- _Work to complete_
From the listing below, extract each entry exactly as written, minus the images.

* * * *

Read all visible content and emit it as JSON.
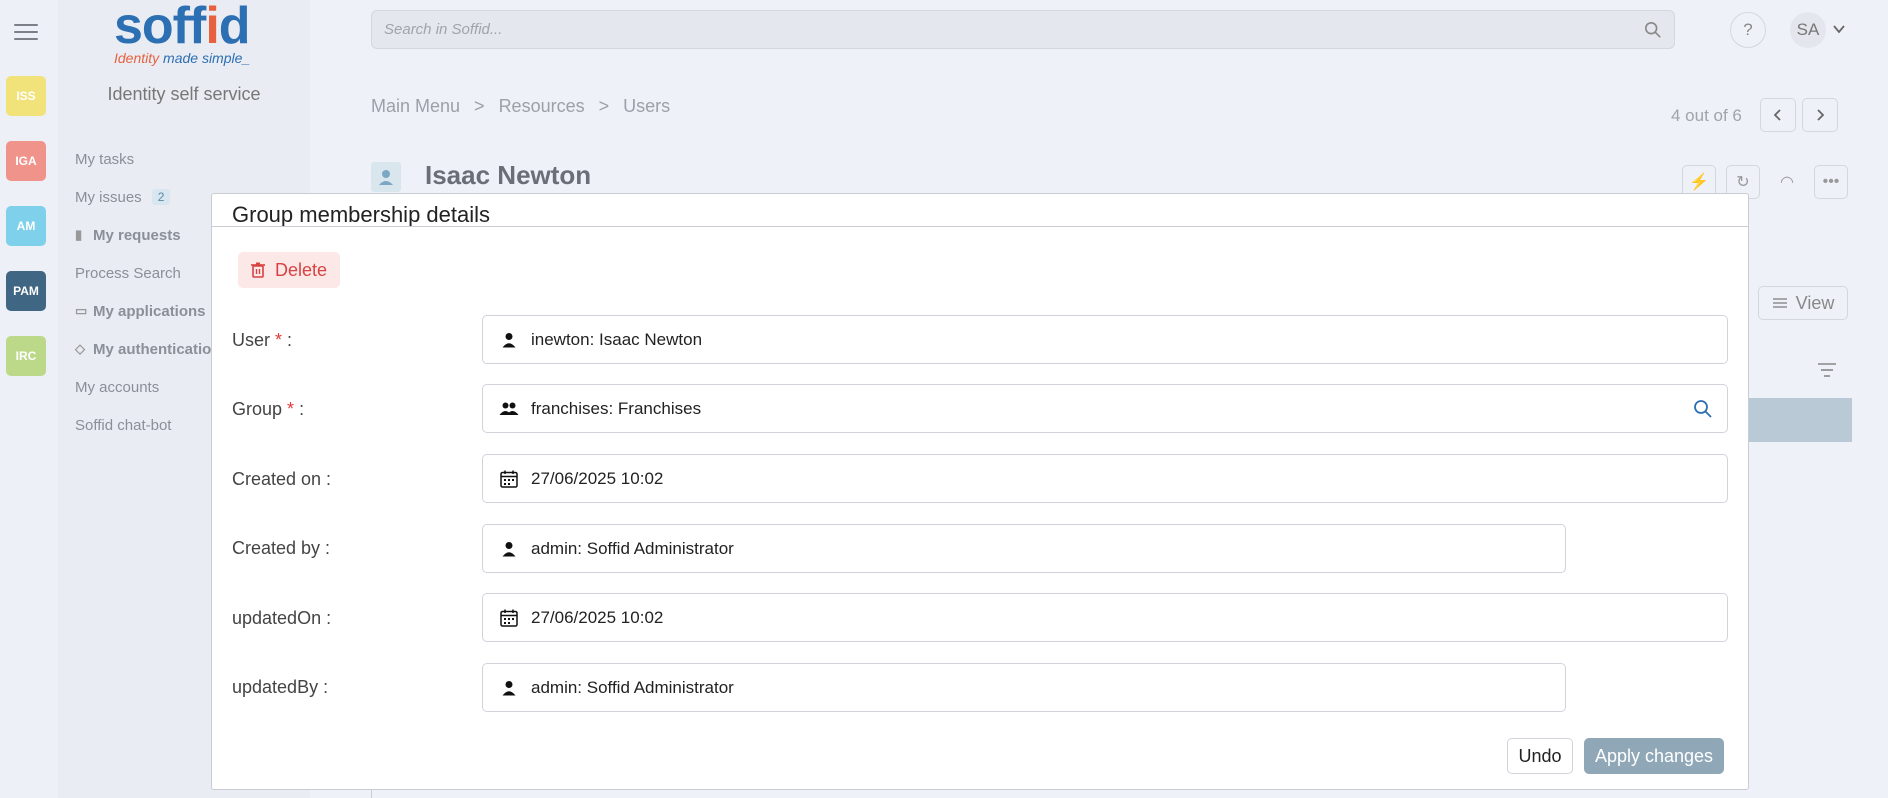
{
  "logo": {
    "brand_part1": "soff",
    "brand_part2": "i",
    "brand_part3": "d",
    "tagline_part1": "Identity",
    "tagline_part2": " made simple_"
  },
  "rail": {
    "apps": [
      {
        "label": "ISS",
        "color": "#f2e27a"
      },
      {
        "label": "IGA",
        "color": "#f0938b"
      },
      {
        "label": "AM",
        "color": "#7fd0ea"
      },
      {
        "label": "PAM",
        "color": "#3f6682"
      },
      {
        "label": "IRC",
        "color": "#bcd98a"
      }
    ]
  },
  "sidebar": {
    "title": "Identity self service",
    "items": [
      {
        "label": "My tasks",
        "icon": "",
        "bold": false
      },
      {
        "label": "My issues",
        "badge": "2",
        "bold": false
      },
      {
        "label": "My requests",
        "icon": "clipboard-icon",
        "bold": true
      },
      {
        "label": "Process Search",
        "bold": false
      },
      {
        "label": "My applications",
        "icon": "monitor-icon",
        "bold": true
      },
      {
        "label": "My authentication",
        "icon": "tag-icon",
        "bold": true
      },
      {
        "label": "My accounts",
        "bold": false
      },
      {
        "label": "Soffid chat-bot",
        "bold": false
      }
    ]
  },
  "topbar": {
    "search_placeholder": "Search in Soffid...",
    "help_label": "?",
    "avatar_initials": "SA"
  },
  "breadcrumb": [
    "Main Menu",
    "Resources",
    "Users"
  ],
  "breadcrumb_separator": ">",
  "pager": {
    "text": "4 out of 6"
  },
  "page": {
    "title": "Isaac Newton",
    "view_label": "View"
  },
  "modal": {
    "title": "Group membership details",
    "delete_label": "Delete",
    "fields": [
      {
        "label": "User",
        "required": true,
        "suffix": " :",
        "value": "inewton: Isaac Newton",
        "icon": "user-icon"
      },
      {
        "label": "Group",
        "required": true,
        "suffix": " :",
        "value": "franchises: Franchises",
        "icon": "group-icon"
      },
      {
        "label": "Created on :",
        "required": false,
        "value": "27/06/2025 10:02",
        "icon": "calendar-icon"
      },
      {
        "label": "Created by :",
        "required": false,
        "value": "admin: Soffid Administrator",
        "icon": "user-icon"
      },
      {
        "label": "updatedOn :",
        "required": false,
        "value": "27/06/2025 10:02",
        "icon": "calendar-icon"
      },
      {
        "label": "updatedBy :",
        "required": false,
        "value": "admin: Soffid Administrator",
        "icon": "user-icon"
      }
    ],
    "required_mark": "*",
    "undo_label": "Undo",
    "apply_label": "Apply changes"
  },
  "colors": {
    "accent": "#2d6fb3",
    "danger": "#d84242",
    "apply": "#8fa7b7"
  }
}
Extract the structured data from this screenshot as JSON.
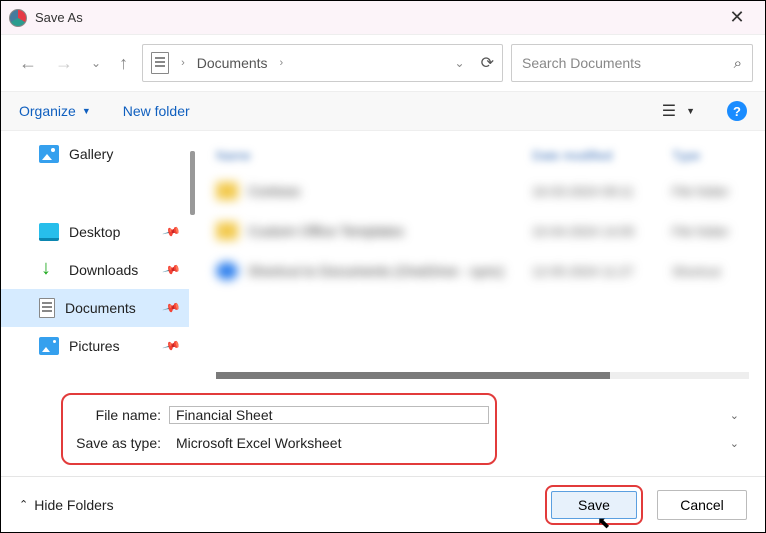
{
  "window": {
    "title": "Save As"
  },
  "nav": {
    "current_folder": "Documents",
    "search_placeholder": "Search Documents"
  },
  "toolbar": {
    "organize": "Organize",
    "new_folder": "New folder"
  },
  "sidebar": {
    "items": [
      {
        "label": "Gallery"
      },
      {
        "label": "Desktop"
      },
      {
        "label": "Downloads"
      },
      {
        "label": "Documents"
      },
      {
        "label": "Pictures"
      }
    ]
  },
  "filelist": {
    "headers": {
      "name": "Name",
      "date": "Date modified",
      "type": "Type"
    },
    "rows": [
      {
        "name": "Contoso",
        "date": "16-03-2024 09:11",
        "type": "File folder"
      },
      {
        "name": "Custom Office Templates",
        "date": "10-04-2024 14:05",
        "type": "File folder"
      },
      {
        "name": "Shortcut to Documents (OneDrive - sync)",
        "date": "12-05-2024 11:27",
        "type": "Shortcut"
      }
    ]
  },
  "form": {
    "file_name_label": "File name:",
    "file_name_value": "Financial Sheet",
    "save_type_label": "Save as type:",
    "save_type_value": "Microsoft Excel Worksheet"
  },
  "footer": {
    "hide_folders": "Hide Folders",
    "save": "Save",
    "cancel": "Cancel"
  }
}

* * * *

- _Written answer_
Read all visible content and emit it as JSON.
{
  "logo": {
    "brand_part1": "soff",
    "brand_part2": "i",
    "brand_part3": "d",
    "tagline_part1": "Identity",
    "tagline_part2": " made simple_"
  },
  "rail": {
    "apps": [
      {
        "label": "ISS",
        "color": "#f2e27a"
      },
      {
        "label": "IGA",
        "color": "#f0938b"
      },
      {
        "label": "AM",
        "color": "#7fd0ea"
      },
      {
        "label": "PAM",
        "color": "#3f6682"
      },
      {
        "label": "IRC",
        "color": "#bcd98a"
      }
    ]
  },
  "sidebar": {
    "title": "Identity self service",
    "items": [
      {
        "label": "My tasks",
        "icon": "",
        "bold": false
      },
      {
        "label": "My issues",
        "badge": "2",
        "bold": false
      },
      {
        "label": "My requests",
        "icon": "clipboard-icon",
        "bold": true
      },
      {
        "label": "Process Search",
        "bold": false
      },
      {
        "label": "My applications",
        "icon": "monitor-icon",
        "bold": true
      },
      {
        "label": "My authentication",
        "icon": "tag-icon",
        "bold": true
      },
      {
        "label": "My accounts",
        "bold": false
      },
      {
        "label": "Soffid chat-bot",
        "bold": false
      }
    ]
  },
  "topbar": {
    "search_placeholder": "Search in Soffid...",
    "help_label": "?",
    "avatar_initials": "SA"
  },
  "breadcrumb": [
    "Main Menu",
    "Resources",
    "Users"
  ],
  "breadcrumb_separator": ">",
  "pager": {
    "text": "4 out of 6"
  },
  "page": {
    "title": "Isaac Newton",
    "view_label": "View"
  },
  "modal": {
    "title": "Group membership details",
    "delete_label": "Delete",
    "fields": [
      {
        "label": "User",
        "required": true,
        "suffix": " :",
        "value": "inewton: Isaac Newton",
        "icon": "user-icon"
      },
      {
        "label": "Group",
        "required": true,
        "suffix": " :",
        "value": "franchises: Franchises",
        "icon": "group-icon"
      },
      {
        "label": "Created on :",
        "required": false,
        "value": "27/06/2025 10:02",
        "icon": "calendar-icon"
      },
      {
        "label": "Created by :",
        "required": false,
        "value": "admin: Soffid Administrator",
        "icon": "user-icon"
      },
      {
        "label": "updatedOn :",
        "required": false,
        "value": "27/06/2025 10:02",
        "icon": "calendar-icon"
      },
      {
        "label": "updatedBy :",
        "required": false,
        "value": "admin: Soffid Administrator",
        "icon": "user-icon"
      }
    ],
    "required_mark": "*",
    "undo_label": "Undo",
    "apply_label": "Apply changes"
  },
  "colors": {
    "accent": "#2d6fb3",
    "danger": "#d84242",
    "apply": "#8fa7b7"
  }
}
Extract the structured data from this screenshot as JSON.
{
  "window": {
    "title": "Save As"
  },
  "nav": {
    "current_folder": "Documents",
    "search_placeholder": "Search Documents"
  },
  "toolbar": {
    "organize": "Organize",
    "new_folder": "New folder"
  },
  "sidebar": {
    "items": [
      {
        "label": "Gallery"
      },
      {
        "label": "Desktop"
      },
      {
        "label": "Downloads"
      },
      {
        "label": "Documents"
      },
      {
        "label": "Pictures"
      }
    ]
  },
  "filelist": {
    "headers": {
      "name": "Name",
      "date": "Date modified",
      "type": "Type"
    },
    "rows": [
      {
        "name": "Contoso",
        "date": "16-03-2024 09:11",
        "type": "File folder"
      },
      {
        "name": "Custom Office Templates",
        "date": "10-04-2024 14:05",
        "type": "File folder"
      },
      {
        "name": "Shortcut to Documents (OneDrive - sync)",
        "date": "12-05-2024 11:27",
        "type": "Shortcut"
      }
    ]
  },
  "form": {
    "file_name_label": "File name:",
    "file_name_value": "Financial Sheet",
    "save_type_label": "Save as type:",
    "save_type_value": "Microsoft Excel Worksheet"
  },
  "footer": {
    "hide_folders": "Hide Folders",
    "save": "Save",
    "cancel": "Cancel"
  }
}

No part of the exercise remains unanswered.